Skip every picture and copy only the lines from the one containing "Convert this document image to plain text." to the final line of the records below.

%%

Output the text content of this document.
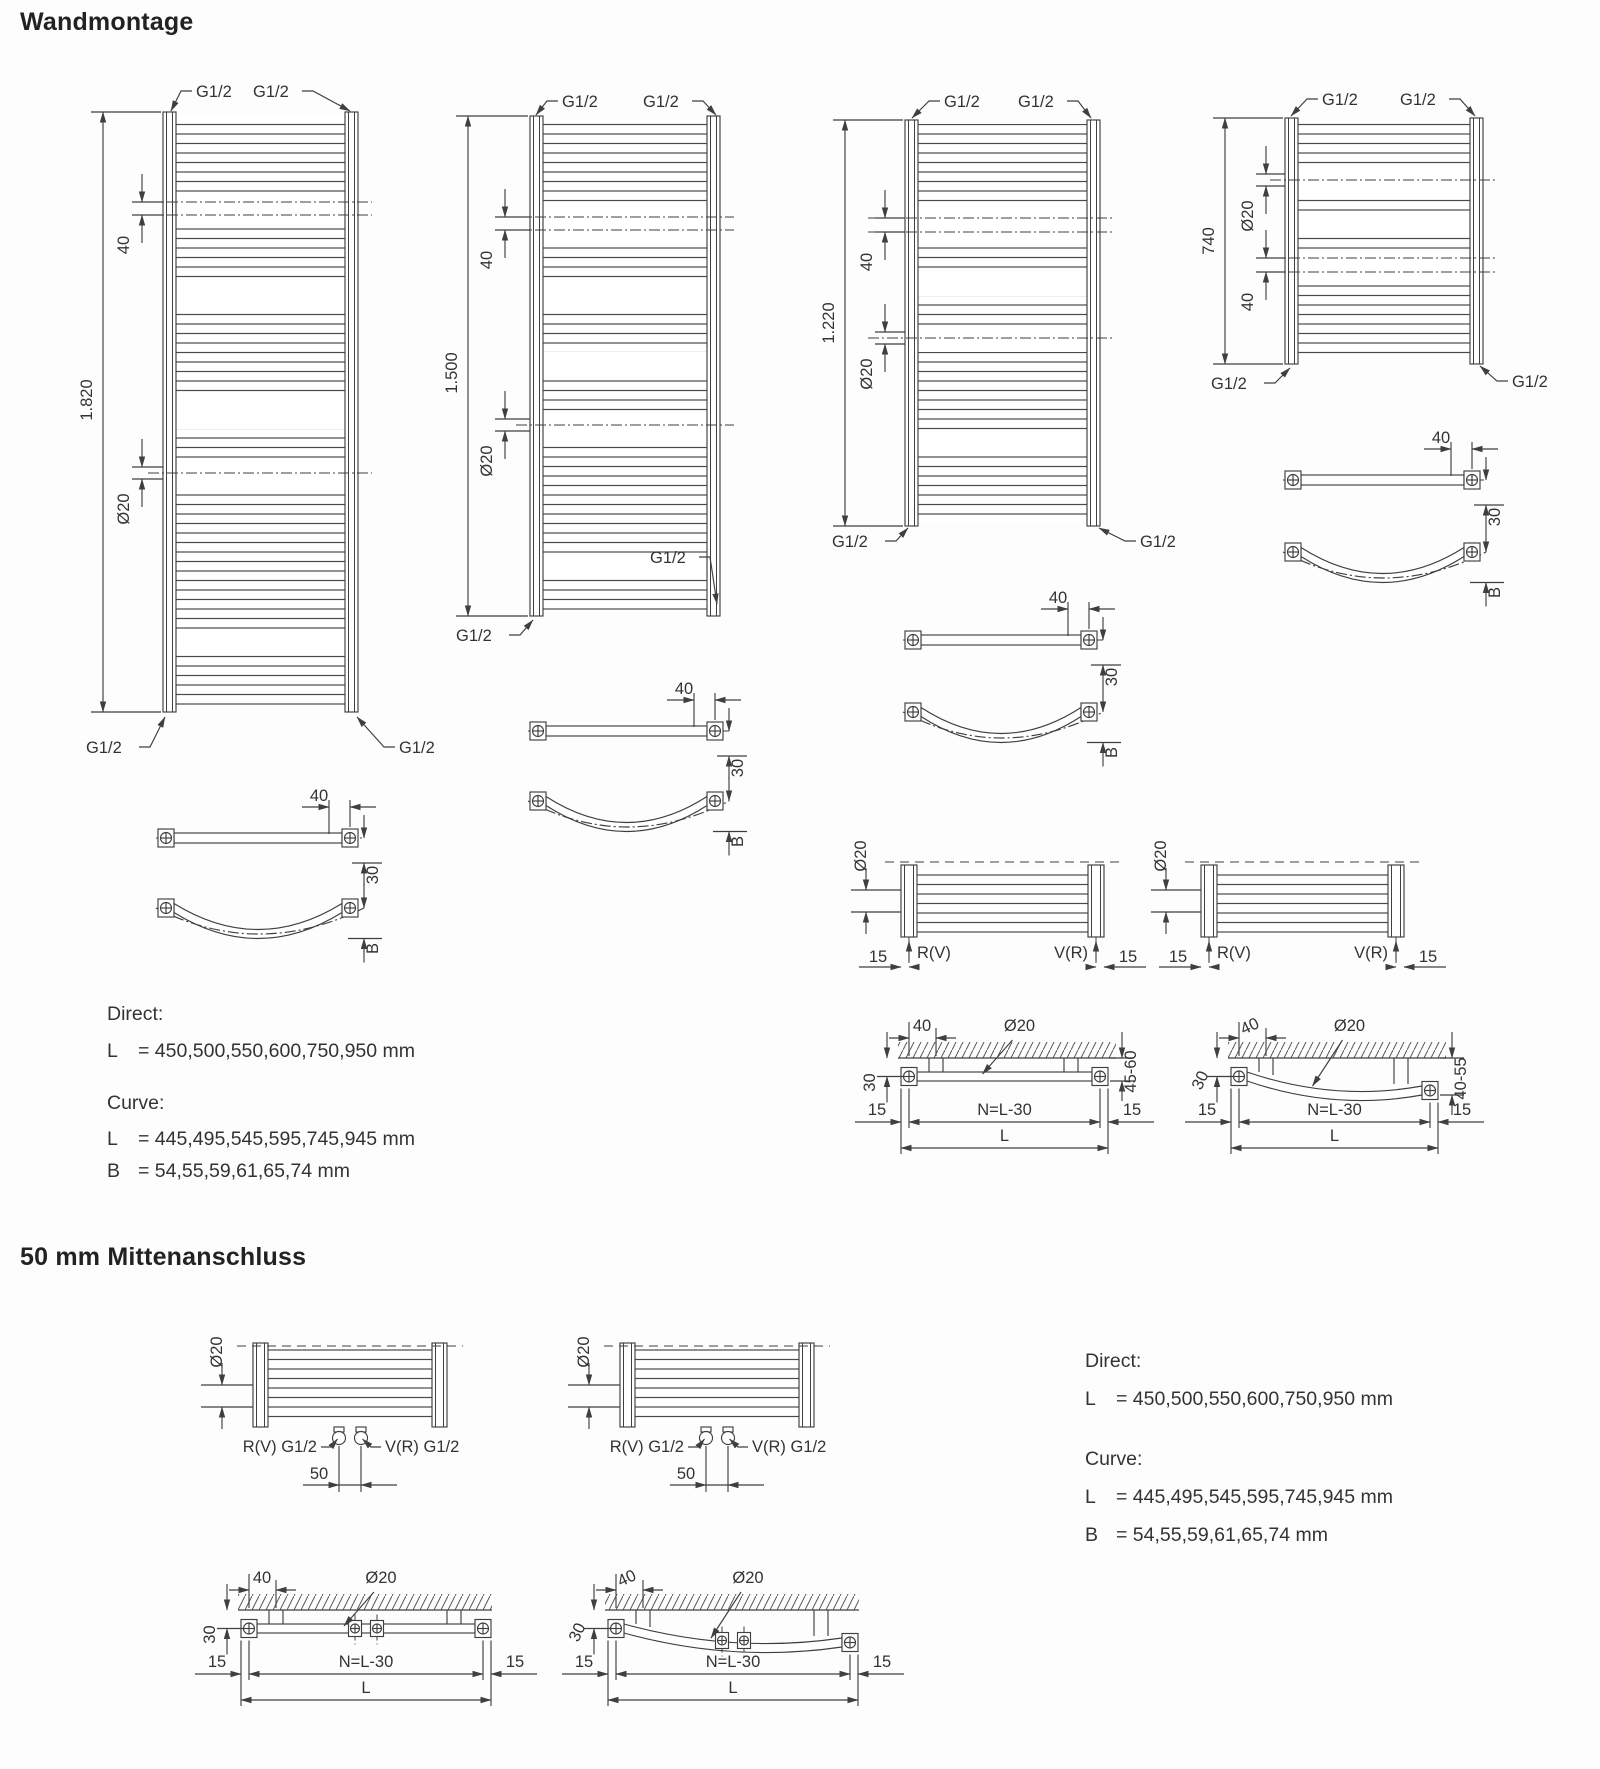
Wandmontage
50 mm Mittenanschluss
1.820
40
Ø20
G1/2 G1/2
G1/2	G1/2
1.500
40
Ø20
G1/2	G1/2
G1/2
G1/2
1.220
40
Ø20
G1/2 G1/2
G1/2	G1/2
740
Ø20
40
G1/2	G1/2
G1/2	G1/2
40
30
B
40
30
B
40
30
B
40
30
B
R(V)	V(R)
15	15
Ø20
R(V)	V(R)
15	15
Ø20
40	Ø20
30	45-60
15	N=L-30	15
L
40	Ø20
30	40-55
15	N=L-30	15
L
R(V) G1/2	V(R) G1/2
50
Ø20
R(V) G1/2	V(R) G1/2
50
Ø20
40	Ø20
30
15	N=L-30	15
L
40	Ø20
30
15	N=L-30	15
L
Direct:
L = 450,500,550,600,750,950 mm
Curve:
L = 445,495,545,595,745,945 mm
B = 54,55,59,61,65,74 mm
Direct:
L = 450,500,550,600,750,950 mm
Curve:
L = 445,495,545,595,745,945 mm
B = 54,55,59,61,65,74 mm
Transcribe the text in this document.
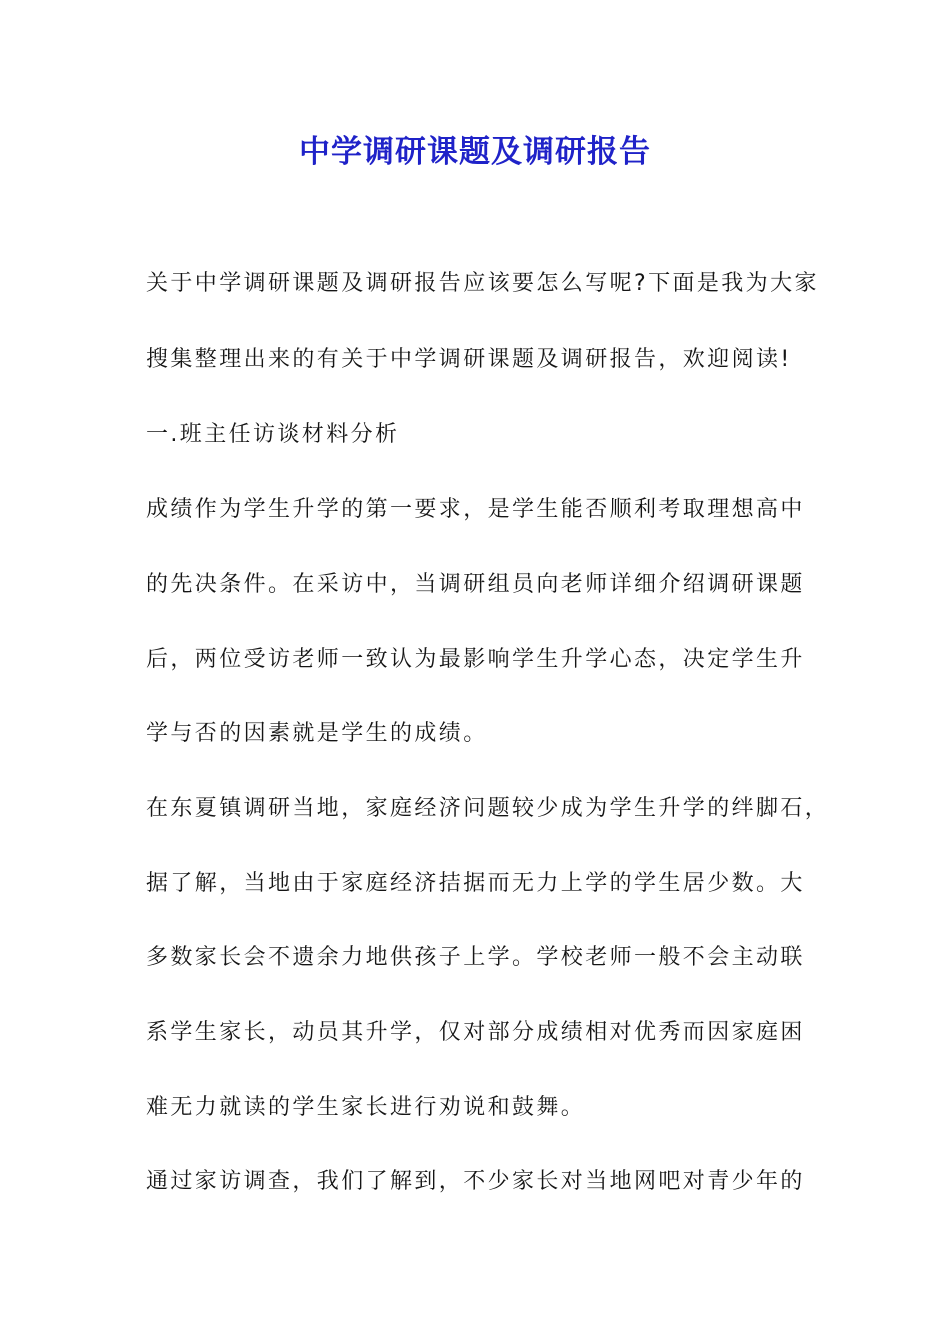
中学调研课题及调研报告

关于中学调研课题及调研报告应该要怎么写呢?下面是我为大家

搜集整理出来的有关于中学调研课题及调研报告，欢迎阅读!

一.班主任访谈材料分析

成绩作为学生升学的第一要求，是学生能否顺利考取理想高中

的先决条件。在采访中，当调研组员向老师详细介绍调研课题

后，两位受访老师一致认为最影响学生升学心态，决定学生升

学与否的因素就是学生的成绩。

在东夏镇调研当地，家庭经济问题较少成为学生升学的绊脚石，

据了解，当地由于家庭经济拮据而无力上学的学生居少数。大

多数家长会不遗余力地供孩子上学。学校老师一般不会主动联

系学生家长，动员其升学，仅对部分成绩相对优秀而因家庭困

难无力就读的学生家长进行劝说和鼓舞。

通过家访调查，我们了解到，不少家长对当地网吧对青少年的
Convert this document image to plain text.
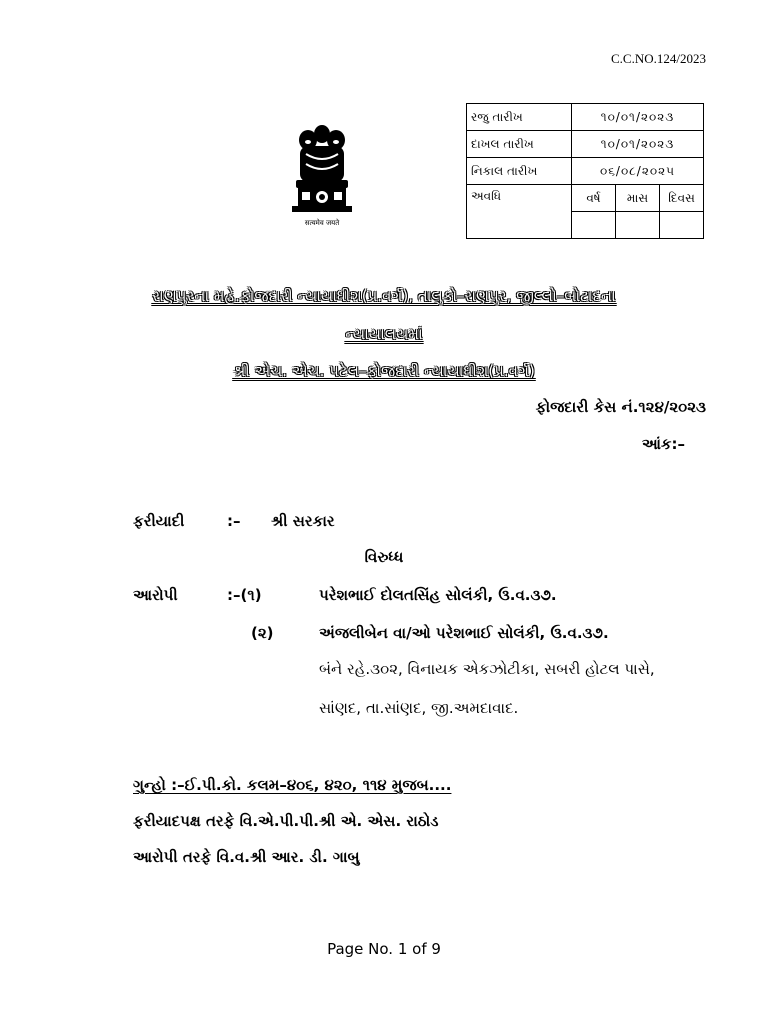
C.C.NO.124/2023
सत्यमेव जयते
રજુ તારીખ	૧૦/૦૧/૨૦૨૩		
દાખલ તારીખ	૧૦/૦૧/૨૦૨૩		
નિકાલ તારીખ	૦૬/૦૮/૨૦૨૫		
અવધિ	વર્ષ	માસ	દિવસ

રાણપુરના મહે.ફોજદારી ન્યાયાધીશ(પ્ર.વર્ગ), તાલુકો–રાણપુર, જીલ્લો–બોટાદના
ન્યાયાલયમાં
શ્રી એચ. એચ. પટેલ–ફોજદારી ન્યાયાધીશ(પ્ર.વર્ગ)
ફોજદારી કેસ નં.૧૨૪/૨૦૨૩
આંક:–
ફરીયાદી	:– શ્રી સરકાર
વિરુધ્ધ
આરોપી	:–(૧)	પરેશભાઈ દોલતસિંહ સોલંકી, ઉ.વ.૩૭.
(૨)	અંજલીબેન વા/ઓ પરેશભાઈ સોલંકી, ઉ.વ.૩૭.
બંને રહે.૩૦૨, વિનાયક એકઝોટીકા, સબરી હોટલ પાસે,
સાંણદ, તા.સાંણદ, જી.અમદાવાદ.
ગુન્હો :–ઈ.પી.કો. કલમ–૪૦૬, ૪૨૦, ૧૧૪ મુજબ....
ફરીયાદપક્ષ તરફે વિ.એ.પી.પી.શ્રી એ. એસ. રાઠોડ
આરોપી તરફે વિ.વ.શ્રી આર. ડી. ગાબુ
Page No. 1 of 9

%%

> _Finished task_
Convert this document image to plain text.
C.C.NO.124/2023
सत्यमेव जयते
રજુ તારીખ	૧૦/૦૧/૨૦૨૩		
દાખલ તારીખ	૧૦/૦૧/૨૦૨૩		
નિકાલ તારીખ	૦૬/૦૮/૨૦૨૫		
અવધિ	વર્ષ	માસ	દિવસ

રાણપુરના મહે.ફોજદારી ન્યાયાધીશ(પ્ર.વર્ગ), તાલુકો–રાણપુર, જીલ્લો–બોટાદના
ન્યાયાલયમાં
શ્રી એચ. એચ. પટેલ–ફોજદારી ન્યાયાધીશ(પ્ર.વર્ગ)
ફોજદારી કેસ નં.૧૨૪/૨૦૨૩
આંક:–
ફરીયાદી	:– શ્રી સરકાર
વિરુધ્ધ
આરોપી	:–(૧)	પરેશભાઈ દોલતસિંહ સોલંકી, ઉ.વ.૩૭.
(૨)	અંજલીબેન વા/ઓ પરેશભાઈ સોલંકી, ઉ.વ.૩૭.
બંને રહે.૩૦૨, વિનાયક એકઝોટીકા, સબરી હોટલ પાસે,
સાંણદ, તા.સાંણદ, જી.અમદાવાદ.
ગુન્હો :–ઈ.પી.કો. કલમ–૪૦૬, ૪૨૦, ૧૧૪ મુજબ....
ફરીયાદપક્ષ તરફે વિ.એ.પી.પી.શ્રી એ. એસ. રાઠોડ
આરોપી તરફે વિ.વ.શ્રી આર. ડી. ગાબુ
Page No. 1 of 9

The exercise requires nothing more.